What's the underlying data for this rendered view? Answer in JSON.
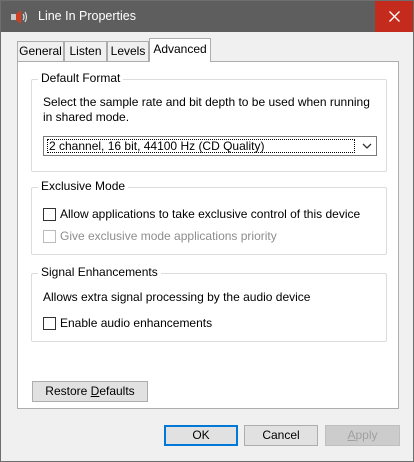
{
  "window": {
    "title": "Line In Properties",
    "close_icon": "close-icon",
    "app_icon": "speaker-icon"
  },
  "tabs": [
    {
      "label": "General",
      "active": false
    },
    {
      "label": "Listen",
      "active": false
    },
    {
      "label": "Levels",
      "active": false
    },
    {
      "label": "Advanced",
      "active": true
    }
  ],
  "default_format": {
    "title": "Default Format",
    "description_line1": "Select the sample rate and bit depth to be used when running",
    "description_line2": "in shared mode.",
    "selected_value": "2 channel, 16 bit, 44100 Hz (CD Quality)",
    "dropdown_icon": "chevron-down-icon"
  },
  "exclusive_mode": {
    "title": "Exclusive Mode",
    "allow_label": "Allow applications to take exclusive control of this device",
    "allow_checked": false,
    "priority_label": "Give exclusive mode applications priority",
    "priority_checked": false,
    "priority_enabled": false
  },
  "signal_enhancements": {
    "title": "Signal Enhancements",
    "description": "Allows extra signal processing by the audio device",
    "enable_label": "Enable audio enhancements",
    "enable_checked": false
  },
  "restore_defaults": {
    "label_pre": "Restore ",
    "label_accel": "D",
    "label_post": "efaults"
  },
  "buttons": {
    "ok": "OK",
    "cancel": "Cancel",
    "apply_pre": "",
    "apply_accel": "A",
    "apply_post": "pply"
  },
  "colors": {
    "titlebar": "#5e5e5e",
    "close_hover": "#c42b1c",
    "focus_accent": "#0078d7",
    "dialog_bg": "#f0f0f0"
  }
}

# # #

--- Short exercise ---
Repeat the entries exactly and keep the pictures out of the copy.

--- Output for this exercise ---
What's the underlying data for this rendered view? Answer in JSON.
{
  "window": {
    "title": "Line In Properties",
    "close_icon": "close-icon",
    "app_icon": "speaker-icon"
  },
  "tabs": [
    {
      "label": "General",
      "active": false
    },
    {
      "label": "Listen",
      "active": false
    },
    {
      "label": "Levels",
      "active": false
    },
    {
      "label": "Advanced",
      "active": true
    }
  ],
  "default_format": {
    "title": "Default Format",
    "description_line1": "Select the sample rate and bit depth to be used when running",
    "description_line2": "in shared mode.",
    "selected_value": "2 channel, 16 bit, 44100 Hz (CD Quality)",
    "dropdown_icon": "chevron-down-icon"
  },
  "exclusive_mode": {
    "title": "Exclusive Mode",
    "allow_label": "Allow applications to take exclusive control of this device",
    "allow_checked": false,
    "priority_label": "Give exclusive mode applications priority",
    "priority_checked": false,
    "priority_enabled": false
  },
  "signal_enhancements": {
    "title": "Signal Enhancements",
    "description": "Allows extra signal processing by the audio device",
    "enable_label": "Enable audio enhancements",
    "enable_checked": false
  },
  "restore_defaults": {
    "label_pre": "Restore ",
    "label_accel": "D",
    "label_post": "efaults"
  },
  "buttons": {
    "ok": "OK",
    "cancel": "Cancel",
    "apply_pre": "",
    "apply_accel": "A",
    "apply_post": "pply"
  },
  "colors": {
    "titlebar": "#5e5e5e",
    "close_hover": "#c42b1c",
    "focus_accent": "#0078d7",
    "dialog_bg": "#f0f0f0"
  }
}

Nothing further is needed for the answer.